▶ _PROBLEM TO SOLVE_: Output all lines exactly, with nothing added or dropped.

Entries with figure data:
┌──

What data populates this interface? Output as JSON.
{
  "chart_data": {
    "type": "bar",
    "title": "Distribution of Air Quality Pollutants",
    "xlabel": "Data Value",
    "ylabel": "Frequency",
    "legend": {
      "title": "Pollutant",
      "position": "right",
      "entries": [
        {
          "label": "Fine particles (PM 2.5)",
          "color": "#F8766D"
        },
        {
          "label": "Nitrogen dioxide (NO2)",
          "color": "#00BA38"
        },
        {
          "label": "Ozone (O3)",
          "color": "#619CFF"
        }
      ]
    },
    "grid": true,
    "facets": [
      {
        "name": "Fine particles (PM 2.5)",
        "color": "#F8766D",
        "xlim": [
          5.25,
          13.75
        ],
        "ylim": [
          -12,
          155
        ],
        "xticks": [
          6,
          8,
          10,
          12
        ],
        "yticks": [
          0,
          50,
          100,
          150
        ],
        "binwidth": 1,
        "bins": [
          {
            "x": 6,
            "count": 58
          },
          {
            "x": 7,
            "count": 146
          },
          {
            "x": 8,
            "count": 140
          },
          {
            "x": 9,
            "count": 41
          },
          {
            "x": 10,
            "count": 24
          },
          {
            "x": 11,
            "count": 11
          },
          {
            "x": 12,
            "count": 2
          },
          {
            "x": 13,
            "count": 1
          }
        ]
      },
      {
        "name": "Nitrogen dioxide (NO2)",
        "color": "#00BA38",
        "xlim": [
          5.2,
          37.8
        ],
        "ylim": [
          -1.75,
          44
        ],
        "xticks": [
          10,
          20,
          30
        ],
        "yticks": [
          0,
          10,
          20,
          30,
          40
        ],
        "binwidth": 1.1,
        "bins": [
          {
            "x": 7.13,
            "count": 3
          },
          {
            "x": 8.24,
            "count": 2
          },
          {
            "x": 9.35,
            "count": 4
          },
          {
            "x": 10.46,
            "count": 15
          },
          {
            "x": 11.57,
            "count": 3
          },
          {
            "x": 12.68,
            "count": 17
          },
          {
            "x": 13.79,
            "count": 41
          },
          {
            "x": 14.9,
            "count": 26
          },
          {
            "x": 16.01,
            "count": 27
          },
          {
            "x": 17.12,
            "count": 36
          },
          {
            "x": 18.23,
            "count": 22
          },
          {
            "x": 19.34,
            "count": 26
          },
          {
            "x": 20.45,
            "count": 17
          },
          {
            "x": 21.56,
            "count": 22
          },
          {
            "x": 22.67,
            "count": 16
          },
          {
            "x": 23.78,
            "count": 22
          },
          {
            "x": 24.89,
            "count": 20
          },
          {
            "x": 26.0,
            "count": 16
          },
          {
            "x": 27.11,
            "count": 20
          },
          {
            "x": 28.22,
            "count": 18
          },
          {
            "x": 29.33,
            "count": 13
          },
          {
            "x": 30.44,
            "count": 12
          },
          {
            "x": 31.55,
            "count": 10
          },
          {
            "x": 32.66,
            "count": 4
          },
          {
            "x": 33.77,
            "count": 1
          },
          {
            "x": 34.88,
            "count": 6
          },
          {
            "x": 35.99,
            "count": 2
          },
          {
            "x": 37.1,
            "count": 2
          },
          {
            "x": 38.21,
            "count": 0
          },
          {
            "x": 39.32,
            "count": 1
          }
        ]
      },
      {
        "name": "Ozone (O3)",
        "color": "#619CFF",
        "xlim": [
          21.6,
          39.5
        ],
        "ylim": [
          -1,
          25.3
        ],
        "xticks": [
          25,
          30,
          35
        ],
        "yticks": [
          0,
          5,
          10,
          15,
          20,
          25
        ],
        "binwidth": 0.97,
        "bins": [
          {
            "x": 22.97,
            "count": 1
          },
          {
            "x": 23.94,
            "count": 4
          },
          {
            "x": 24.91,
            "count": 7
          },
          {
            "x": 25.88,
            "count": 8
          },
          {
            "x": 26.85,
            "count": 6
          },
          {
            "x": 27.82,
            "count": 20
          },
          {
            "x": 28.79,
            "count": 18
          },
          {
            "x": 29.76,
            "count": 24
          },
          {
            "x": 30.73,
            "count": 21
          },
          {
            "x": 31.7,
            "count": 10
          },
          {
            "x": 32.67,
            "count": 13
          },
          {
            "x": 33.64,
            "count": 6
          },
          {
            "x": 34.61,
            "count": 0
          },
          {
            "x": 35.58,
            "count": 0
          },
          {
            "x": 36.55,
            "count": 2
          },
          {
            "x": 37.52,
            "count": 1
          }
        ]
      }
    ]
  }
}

└──

▶ _PROBLEM SOLUTION_:
What data populates this interface? Output as JSON.
{
  "chart_data": {
    "type": "bar",
    "title": "Distribution of Air Quality Pollutants",
    "xlabel": "Data Value",
    "ylabel": "Frequency",
    "legend": {
      "title": "Pollutant",
      "position": "right",
      "entries": [
        {
          "label": "Fine particles (PM 2.5)",
          "color": "#F8766D"
        },
        {
          "label": "Nitrogen dioxide (NO2)",
          "color": "#00BA38"
        },
        {
          "label": "Ozone (O3)",
          "color": "#619CFF"
        }
      ]
    },
    "grid": true,
    "facets": [
      {
        "name": "Fine particles (PM 2.5)",
        "color": "#F8766D",
        "xlim": [
          5.25,
          13.75
        ],
        "ylim": [
          -12,
          155
        ],
        "xticks": [
          6,
          8,
          10,
          12
        ],
        "yticks": [
          0,
          50,
          100,
          150
        ],
        "binwidth": 1,
        "bins": [
          {
            "x": 6,
            "count": 58
          },
          {
            "x": 7,
            "count": 146
          },
          {
            "x": 8,
            "count": 140
          },
          {
            "x": 9,
            "count": 41
          },
          {
            "x": 10,
            "count": 24
          },
          {
            "x": 11,
            "count": 11
          },
          {
            "x": 12,
            "count": 2
          },
          {
            "x": 13,
            "count": 1
          }
        ]
      },
      {
        "name": "Nitrogen dioxide (NO2)",
        "color": "#00BA38",
        "xlim": [
          5.2,
          37.8
        ],
        "ylim": [
          -1.75,
          44
        ],
        "xticks": [
          10,
          20,
          30
        ],
        "yticks": [
          0,
          10,
          20,
          30,
          40
        ],
        "binwidth": 1.1,
        "bins": [
          {
            "x": 7.13,
            "count": 3
          },
          {
            "x": 8.24,
            "count": 2
          },
          {
            "x": 9.35,
            "count": 4
          },
          {
            "x": 10.46,
            "count": 15
          },
          {
            "x": 11.57,
            "count": 3
          },
          {
            "x": 12.68,
            "count": 17
          },
          {
            "x": 13.79,
            "count": 41
          },
          {
            "x": 14.9,
            "count": 26
          },
          {
            "x": 16.01,
            "count": 27
          },
          {
            "x": 17.12,
            "count": 36
          },
          {
            "x": 18.23,
            "count": 22
          },
          {
            "x": 19.34,
            "count": 26
          },
          {
            "x": 20.45,
            "count": 17
          },
          {
            "x": 21.56,
            "count": 22
          },
          {
            "x": 22.67,
            "count": 16
          },
          {
            "x": 23.78,
            "count": 22
          },
          {
            "x": 24.89,
            "count": 20
          },
          {
            "x": 26.0,
            "count": 16
          },
          {
            "x": 27.11,
            "count": 20
          },
          {
            "x": 28.22,
            "count": 18
          },
          {
            "x": 29.33,
            "count": 13
          },
          {
            "x": 30.44,
            "count": 12
          },
          {
            "x": 31.55,
            "count": 10
          },
          {
            "x": 32.66,
            "count": 4
          },
          {
            "x": 33.77,
            "count": 1
          },
          {
            "x": 34.88,
            "count": 6
          },
          {
            "x": 35.99,
            "count": 2
          },
          {
            "x": 37.1,
            "count": 2
          },
          {
            "x": 38.21,
            "count": 0
          },
          {
            "x": 39.32,
            "count": 1
          }
        ]
      },
      {
        "name": "Ozone (O3)",
        "color": "#619CFF",
        "xlim": [
          21.6,
          39.5
        ],
        "ylim": [
          -1,
          25.3
        ],
        "xticks": [
          25,
          30,
          35
        ],
        "yticks": [
          0,
          5,
          10,
          15,
          20,
          25
        ],
        "binwidth": 0.97,
        "bins": [
          {
            "x": 22.97,
            "count": 1
          },
          {
            "x": 23.94,
            "count": 4
          },
          {
            "x": 24.91,
            "count": 7
          },
          {
            "x": 25.88,
            "count": 8
          },
          {
            "x": 26.85,
            "count": 6
          },
          {
            "x": 27.82,
            "count": 20
          },
          {
            "x": 28.79,
            "count": 18
          },
          {
            "x": 29.76,
            "count": 24
          },
          {
            "x": 30.73,
            "count": 21
          },
          {
            "x": 31.7,
            "count": 10
          },
          {
            "x": 32.67,
            "count": 13
          },
          {
            "x": 33.64,
            "count": 6
          },
          {
            "x": 34.61,
            "count": 0
          },
          {
            "x": 35.58,
            "count": 0
          },
          {
            "x": 36.55,
            "count": 2
          },
          {
            "x": 37.52,
            "count": 1
          }
        ]
      }
    ]
  }
}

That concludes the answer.